Material to process >>
%%

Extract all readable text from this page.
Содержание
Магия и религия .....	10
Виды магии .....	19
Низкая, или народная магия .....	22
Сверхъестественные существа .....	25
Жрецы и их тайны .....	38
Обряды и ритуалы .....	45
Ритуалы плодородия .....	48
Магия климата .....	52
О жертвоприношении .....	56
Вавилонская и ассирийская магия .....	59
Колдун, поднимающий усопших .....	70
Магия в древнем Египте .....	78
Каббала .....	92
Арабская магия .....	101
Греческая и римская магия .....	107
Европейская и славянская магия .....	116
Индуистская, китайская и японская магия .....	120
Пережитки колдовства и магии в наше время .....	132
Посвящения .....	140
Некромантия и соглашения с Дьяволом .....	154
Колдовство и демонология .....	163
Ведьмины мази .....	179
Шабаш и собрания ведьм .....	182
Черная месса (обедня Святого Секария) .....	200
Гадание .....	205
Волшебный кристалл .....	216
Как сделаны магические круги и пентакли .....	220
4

%%
%%

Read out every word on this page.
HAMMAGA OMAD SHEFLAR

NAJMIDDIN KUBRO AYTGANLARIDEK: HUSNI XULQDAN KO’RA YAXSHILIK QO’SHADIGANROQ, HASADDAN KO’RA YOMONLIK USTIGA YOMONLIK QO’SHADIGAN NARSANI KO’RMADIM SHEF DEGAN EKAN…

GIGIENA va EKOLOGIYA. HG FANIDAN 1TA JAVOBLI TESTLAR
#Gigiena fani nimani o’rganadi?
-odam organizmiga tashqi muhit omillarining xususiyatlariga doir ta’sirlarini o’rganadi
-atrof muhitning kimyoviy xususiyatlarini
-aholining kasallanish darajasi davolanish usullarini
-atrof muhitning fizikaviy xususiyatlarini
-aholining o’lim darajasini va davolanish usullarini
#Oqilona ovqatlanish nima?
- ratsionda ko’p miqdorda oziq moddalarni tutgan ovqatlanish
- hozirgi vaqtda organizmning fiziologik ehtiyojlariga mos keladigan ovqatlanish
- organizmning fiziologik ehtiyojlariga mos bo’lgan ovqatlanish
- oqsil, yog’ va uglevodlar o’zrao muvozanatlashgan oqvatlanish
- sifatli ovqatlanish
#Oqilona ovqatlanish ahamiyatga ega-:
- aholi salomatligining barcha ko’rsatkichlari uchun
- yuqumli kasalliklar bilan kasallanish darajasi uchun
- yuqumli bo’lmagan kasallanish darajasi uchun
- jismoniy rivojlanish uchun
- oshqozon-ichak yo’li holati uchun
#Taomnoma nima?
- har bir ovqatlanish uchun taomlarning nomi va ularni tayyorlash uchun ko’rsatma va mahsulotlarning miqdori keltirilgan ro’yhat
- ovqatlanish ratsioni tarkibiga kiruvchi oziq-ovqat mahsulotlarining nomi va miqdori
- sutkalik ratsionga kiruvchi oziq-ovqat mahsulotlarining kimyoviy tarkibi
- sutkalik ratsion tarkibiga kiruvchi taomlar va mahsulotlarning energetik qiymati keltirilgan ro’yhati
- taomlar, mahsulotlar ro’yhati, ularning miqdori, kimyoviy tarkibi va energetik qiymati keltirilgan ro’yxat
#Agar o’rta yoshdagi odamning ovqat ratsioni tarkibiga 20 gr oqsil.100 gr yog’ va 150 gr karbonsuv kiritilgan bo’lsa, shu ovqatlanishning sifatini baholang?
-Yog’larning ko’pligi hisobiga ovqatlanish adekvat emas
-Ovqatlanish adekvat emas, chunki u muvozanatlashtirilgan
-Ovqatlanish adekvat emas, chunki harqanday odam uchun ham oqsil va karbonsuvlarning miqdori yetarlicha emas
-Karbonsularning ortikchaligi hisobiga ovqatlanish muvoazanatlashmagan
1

%%

Aim >> Count how many lines contain "adekvat" and give only that count.

Solution >> 3